- WHAT YOU NEED TO DO: Exactly as they appear, output all of the records. Skip any images.

-- BEGIN ENTRIES SUPPLIED --

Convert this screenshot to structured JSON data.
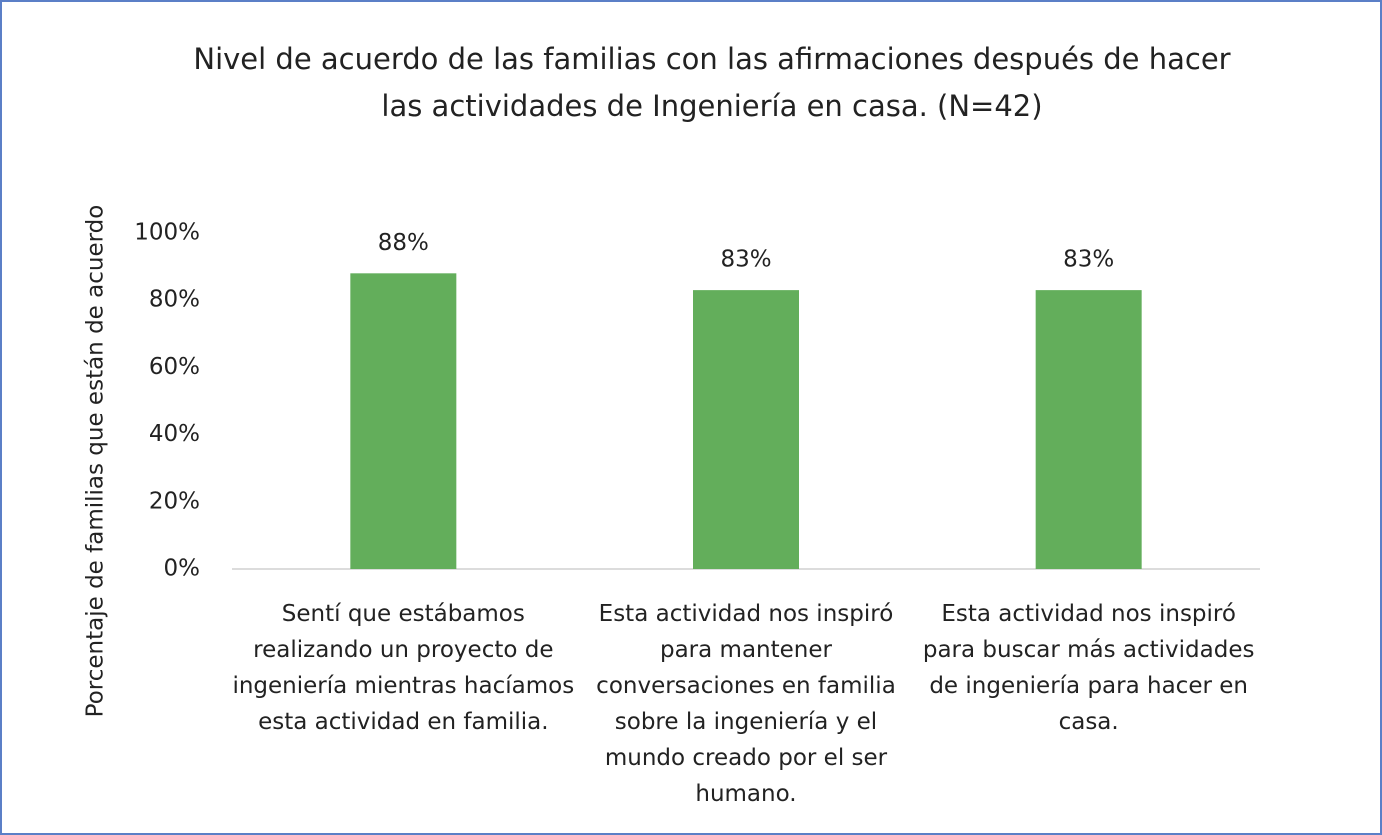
{
  "chart_data": {
    "type": "bar",
    "title": "Nivel de acuerdo de las familias con las afirmaciones después de hacer las actividades de Ingeniería en casa. (N=42)",
    "y_label": "Porcentaje de familias que están de acuerdo",
    "categories": [
      "Sentí que estábamos realizando un proyecto de ingeniería mientras hacíamos esta actividad en familia.",
      "Esta actividad nos inspiró para mantener conversaciones en familia sobre la ingeniería y el mundo creado por el ser humano.",
      "Esta actividad nos inspiró para buscar más actividades de ingeniería para hacer en casa."
    ],
    "values": [
      88,
      83,
      83
    ],
    "value_labels": [
      "88%",
      "83%",
      "83%"
    ],
    "color": "#63ae5b",
    "ylim": [
      0,
      100
    ],
    "yticks": [
      {
        "value": 0,
        "label": "0%"
      },
      {
        "value": 20,
        "label": "20%"
      },
      {
        "value": 40,
        "label": "40%"
      },
      {
        "value": 60,
        "label": "60%"
      },
      {
        "value": 80,
        "label": "80%"
      },
      {
        "value": 100,
        "label": "100%"
      }
    ],
    "grid": false
  }
}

-- END ENTRIES SUPPLIED --

- EXERCISE RESPONSE:
Convert this screenshot to structured JSON data.
{
  "chart_data": {
    "type": "bar",
    "title": "Nivel de acuerdo de las familias con las afirmaciones después de hacer las actividades de Ingeniería en casa. (N=42)",
    "y_label": "Porcentaje de familias que están de acuerdo",
    "categories": [
      "Sentí que estábamos realizando un proyecto de ingeniería mientras hacíamos esta actividad en familia.",
      "Esta actividad nos inspiró para mantener conversaciones en familia sobre la ingeniería y el mundo creado por el ser humano.",
      "Esta actividad nos inspiró para buscar más actividades de ingeniería para hacer en casa."
    ],
    "values": [
      88,
      83,
      83
    ],
    "value_labels": [
      "88%",
      "83%",
      "83%"
    ],
    "color": "#63ae5b",
    "ylim": [
      0,
      100
    ],
    "yticks": [
      {
        "value": 0,
        "label": "0%"
      },
      {
        "value": 20,
        "label": "20%"
      },
      {
        "value": 40,
        "label": "40%"
      },
      {
        "value": 60,
        "label": "60%"
      },
      {
        "value": 80,
        "label": "80%"
      },
      {
        "value": 100,
        "label": "100%"
      }
    ],
    "grid": false
  }
}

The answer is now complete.